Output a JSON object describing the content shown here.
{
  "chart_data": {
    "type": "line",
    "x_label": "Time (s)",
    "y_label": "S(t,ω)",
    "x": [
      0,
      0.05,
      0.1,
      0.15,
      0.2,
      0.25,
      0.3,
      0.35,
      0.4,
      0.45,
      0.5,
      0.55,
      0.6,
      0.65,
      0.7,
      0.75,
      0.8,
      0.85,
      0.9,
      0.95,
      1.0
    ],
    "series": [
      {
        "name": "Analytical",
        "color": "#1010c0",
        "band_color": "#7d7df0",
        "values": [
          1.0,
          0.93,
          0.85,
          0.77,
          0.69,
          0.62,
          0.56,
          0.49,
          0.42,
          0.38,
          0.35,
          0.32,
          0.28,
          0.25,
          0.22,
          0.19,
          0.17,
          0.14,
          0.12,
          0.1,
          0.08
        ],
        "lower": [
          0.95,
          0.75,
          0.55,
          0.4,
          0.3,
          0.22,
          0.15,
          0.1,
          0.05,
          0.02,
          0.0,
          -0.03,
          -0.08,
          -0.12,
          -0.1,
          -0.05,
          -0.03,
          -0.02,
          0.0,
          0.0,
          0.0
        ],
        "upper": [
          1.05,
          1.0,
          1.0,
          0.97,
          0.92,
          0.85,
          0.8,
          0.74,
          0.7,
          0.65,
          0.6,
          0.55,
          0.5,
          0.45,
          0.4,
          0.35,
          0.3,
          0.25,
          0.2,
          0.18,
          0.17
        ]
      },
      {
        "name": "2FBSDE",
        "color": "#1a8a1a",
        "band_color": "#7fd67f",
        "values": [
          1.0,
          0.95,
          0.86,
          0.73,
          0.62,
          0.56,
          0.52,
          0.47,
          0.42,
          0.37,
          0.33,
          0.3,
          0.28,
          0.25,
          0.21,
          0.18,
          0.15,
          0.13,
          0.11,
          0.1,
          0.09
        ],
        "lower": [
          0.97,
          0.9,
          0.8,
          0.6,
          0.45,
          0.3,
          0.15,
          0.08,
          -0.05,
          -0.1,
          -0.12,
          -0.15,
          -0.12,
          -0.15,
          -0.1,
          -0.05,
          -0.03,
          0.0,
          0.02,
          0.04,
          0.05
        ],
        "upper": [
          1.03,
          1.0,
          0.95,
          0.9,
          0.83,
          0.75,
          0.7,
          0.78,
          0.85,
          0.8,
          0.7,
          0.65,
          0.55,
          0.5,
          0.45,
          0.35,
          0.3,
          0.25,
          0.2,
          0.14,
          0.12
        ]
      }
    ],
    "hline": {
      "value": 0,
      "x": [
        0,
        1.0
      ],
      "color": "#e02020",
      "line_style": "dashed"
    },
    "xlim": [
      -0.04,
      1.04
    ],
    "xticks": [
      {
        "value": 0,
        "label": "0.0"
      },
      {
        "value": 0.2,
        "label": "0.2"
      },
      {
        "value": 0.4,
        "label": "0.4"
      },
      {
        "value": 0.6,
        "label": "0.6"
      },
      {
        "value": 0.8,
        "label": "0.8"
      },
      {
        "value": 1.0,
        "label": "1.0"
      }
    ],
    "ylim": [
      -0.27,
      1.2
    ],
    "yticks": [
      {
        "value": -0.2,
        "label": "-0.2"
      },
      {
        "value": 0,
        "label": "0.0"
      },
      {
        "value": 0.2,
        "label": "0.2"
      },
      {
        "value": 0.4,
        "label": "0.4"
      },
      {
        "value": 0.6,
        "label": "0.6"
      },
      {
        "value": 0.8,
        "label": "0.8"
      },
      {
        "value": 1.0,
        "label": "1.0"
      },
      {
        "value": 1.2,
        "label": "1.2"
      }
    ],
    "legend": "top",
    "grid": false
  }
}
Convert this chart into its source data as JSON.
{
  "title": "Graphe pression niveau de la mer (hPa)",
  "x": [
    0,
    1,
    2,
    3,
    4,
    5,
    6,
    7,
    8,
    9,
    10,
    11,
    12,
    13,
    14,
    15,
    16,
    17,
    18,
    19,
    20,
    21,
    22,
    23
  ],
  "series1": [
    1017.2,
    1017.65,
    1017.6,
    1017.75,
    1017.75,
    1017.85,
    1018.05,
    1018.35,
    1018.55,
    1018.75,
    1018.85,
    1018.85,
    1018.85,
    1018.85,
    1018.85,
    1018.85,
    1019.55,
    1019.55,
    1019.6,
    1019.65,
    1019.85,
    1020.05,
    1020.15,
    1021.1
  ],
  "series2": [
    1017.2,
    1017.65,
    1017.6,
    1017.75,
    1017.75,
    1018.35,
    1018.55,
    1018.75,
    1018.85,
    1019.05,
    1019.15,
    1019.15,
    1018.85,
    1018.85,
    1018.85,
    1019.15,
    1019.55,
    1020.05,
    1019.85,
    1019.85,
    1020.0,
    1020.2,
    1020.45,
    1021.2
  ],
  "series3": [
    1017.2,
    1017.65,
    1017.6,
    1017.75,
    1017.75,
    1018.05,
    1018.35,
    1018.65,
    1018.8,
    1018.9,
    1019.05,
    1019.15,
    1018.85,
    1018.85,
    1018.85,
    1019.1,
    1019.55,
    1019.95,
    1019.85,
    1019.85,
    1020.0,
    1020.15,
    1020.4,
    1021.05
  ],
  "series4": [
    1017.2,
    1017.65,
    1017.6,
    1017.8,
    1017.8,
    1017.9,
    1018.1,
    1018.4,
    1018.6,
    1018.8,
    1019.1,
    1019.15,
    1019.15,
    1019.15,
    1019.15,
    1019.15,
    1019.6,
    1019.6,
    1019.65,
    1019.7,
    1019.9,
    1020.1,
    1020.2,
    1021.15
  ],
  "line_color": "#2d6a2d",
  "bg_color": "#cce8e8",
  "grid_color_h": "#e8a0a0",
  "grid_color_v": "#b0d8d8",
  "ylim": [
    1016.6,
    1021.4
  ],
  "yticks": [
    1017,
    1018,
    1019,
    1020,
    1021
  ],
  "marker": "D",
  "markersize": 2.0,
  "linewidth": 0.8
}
----------------
All of the data above should be transcribed exactly.

* **IN RESPONSE**
Output a JSON object describing the content shown here.
{
  "chart_data": {
    "type": "line",
    "x_label": "Time (s)",
    "y_label": "S(t,ω)",
    "x": [
      0,
      0.05,
      0.1,
      0.15,
      0.2,
      0.25,
      0.3,
      0.35,
      0.4,
      0.45,
      0.5,
      0.55,
      0.6,
      0.65,
      0.7,
      0.75,
      0.8,
      0.85,
      0.9,
      0.95,
      1.0
    ],
    "series": [
      {
        "name": "Analytical",
        "color": "#1010c0",
        "band_color": "#7d7df0",
        "values": [
          1.0,
          0.93,
          0.85,
          0.77,
          0.69,
          0.62,
          0.56,
          0.49,
          0.42,
          0.38,
          0.35,
          0.32,
          0.28,
          0.25,
          0.22,
          0.19,
          0.17,
          0.14,
          0.12,
          0.1,
          0.08
        ],
        "lower": [
          0.95,
          0.75,
          0.55,
          0.4,
          0.3,
          0.22,
          0.15,
          0.1,
          0.05,
          0.02,
          0.0,
          -0.03,
          -0.08,
          -0.12,
          -0.1,
          -0.05,
          -0.03,
          -0.02,
          0.0,
          0.0,
          0.0
        ],
        "upper": [
          1.05,
          1.0,
          1.0,
          0.97,
          0.92,
          0.85,
          0.8,
          0.74,
          0.7,
          0.65,
          0.6,
          0.55,
          0.5,
          0.45,
          0.4,
          0.35,
          0.3,
          0.25,
          0.2,
          0.18,
          0.17
        ]
      },
      {
        "name": "2FBSDE",
        "color": "#1a8a1a",
        "band_color": "#7fd67f",
        "values": [
          1.0,
          0.95,
          0.86,
          0.73,
          0.62,
          0.56,
          0.52,
          0.47,
          0.42,
          0.37,
          0.33,
          0.3,
          0.28,
          0.25,
          0.21,
          0.18,
          0.15,
          0.13,
          0.11,
          0.1,
          0.09
        ],
        "lower": [
          0.97,
          0.9,
          0.8,
          0.6,
          0.45,
          0.3,
          0.15,
          0.08,
          -0.05,
          -0.1,
          -0.12,
          -0.15,
          -0.12,
          -0.15,
          -0.1,
          -0.05,
          -0.03,
          0.0,
          0.02,
          0.04,
          0.05
        ],
        "upper": [
          1.03,
          1.0,
          0.95,
          0.9,
          0.83,
          0.75,
          0.7,
          0.78,
          0.85,
          0.8,
          0.7,
          0.65,
          0.55,
          0.5,
          0.45,
          0.35,
          0.3,
          0.25,
          0.2,
          0.14,
          0.12
        ]
      }
    ],
    "hline": {
      "value": 0,
      "x": [
        0,
        1.0
      ],
      "color": "#e02020",
      "line_style": "dashed"
    },
    "xlim": [
      -0.04,
      1.04
    ],
    "xticks": [
      {
        "value": 0,
        "label": "0.0"
      },
      {
        "value": 0.2,
        "label": "0.2"
      },
      {
        "value": 0.4,
        "label": "0.4"
      },
      {
        "value": 0.6,
        "label": "0.6"
      },
      {
        "value": 0.8,
        "label": "0.8"
      },
      {
        "value": 1.0,
        "label": "1.0"
      }
    ],
    "ylim": [
      -0.27,
      1.2
    ],
    "yticks": [
      {
        "value": -0.2,
        "label": "-0.2"
      },
      {
        "value": 0,
        "label": "0.0"
      },
      {
        "value": 0.2,
        "label": "0.2"
      },
      {
        "value": 0.4,
        "label": "0.4"
      },
      {
        "value": 0.6,
        "label": "0.6"
      },
      {
        "value": 0.8,
        "label": "0.8"
      },
      {
        "value": 1.0,
        "label": "1.0"
      },
      {
        "value": 1.2,
        "label": "1.2"
      }
    ],
    "legend": "top",
    "grid": false
  }
}
Convert this chart into its source data as JSON.
{
  "title": "Graphe pression niveau de la mer (hPa)",
  "x": [
    0,
    1,
    2,
    3,
    4,
    5,
    6,
    7,
    8,
    9,
    10,
    11,
    12,
    13,
    14,
    15,
    16,
    17,
    18,
    19,
    20,
    21,
    22,
    23
  ],
  "series1": [
    1017.2,
    1017.65,
    1017.6,
    1017.75,
    1017.75,
    1017.85,
    1018.05,
    1018.35,
    1018.55,
    1018.75,
    1018.85,
    1018.85,
    1018.85,
    1018.85,
    1018.85,
    1018.85,
    1019.55,
    1019.55,
    1019.6,
    1019.65,
    1019.85,
    1020.05,
    1020.15,
    1021.1
  ],
  "series2": [
    1017.2,
    1017.65,
    1017.6,
    1017.75,
    1017.75,
    1018.35,
    1018.55,
    1018.75,
    1018.85,
    1019.05,
    1019.15,
    1019.15,
    1018.85,
    1018.85,
    1018.85,
    1019.15,
    1019.55,
    1020.05,
    1019.85,
    1019.85,
    1020.0,
    1020.2,
    1020.45,
    1021.2
  ],
  "series3": [
    1017.2,
    1017.65,
    1017.6,
    1017.75,
    1017.75,
    1018.05,
    1018.35,
    1018.65,
    1018.8,
    1018.9,
    1019.05,
    1019.15,
    1018.85,
    1018.85,
    1018.85,
    1019.1,
    1019.55,
    1019.95,
    1019.85,
    1019.85,
    1020.0,
    1020.15,
    1020.4,
    1021.05
  ],
  "series4": [
    1017.2,
    1017.65,
    1017.6,
    1017.8,
    1017.8,
    1017.9,
    1018.1,
    1018.4,
    1018.6,
    1018.8,
    1019.1,
    1019.15,
    1019.15,
    1019.15,
    1019.15,
    1019.15,
    1019.6,
    1019.6,
    1019.65,
    1019.7,
    1019.9,
    1020.1,
    1020.2,
    1021.15
  ],
  "line_color": "#2d6a2d",
  "bg_color": "#cce8e8",
  "grid_color_h": "#e8a0a0",
  "grid_color_v": "#b0d8d8",
  "ylim": [
    1016.6,
    1021.4
  ],
  "yticks": [
    1017,
    1018,
    1019,
    1020,
    1021
  ],
  "marker": "D",
  "markersize": 2.0,
  "linewidth": 0.8
}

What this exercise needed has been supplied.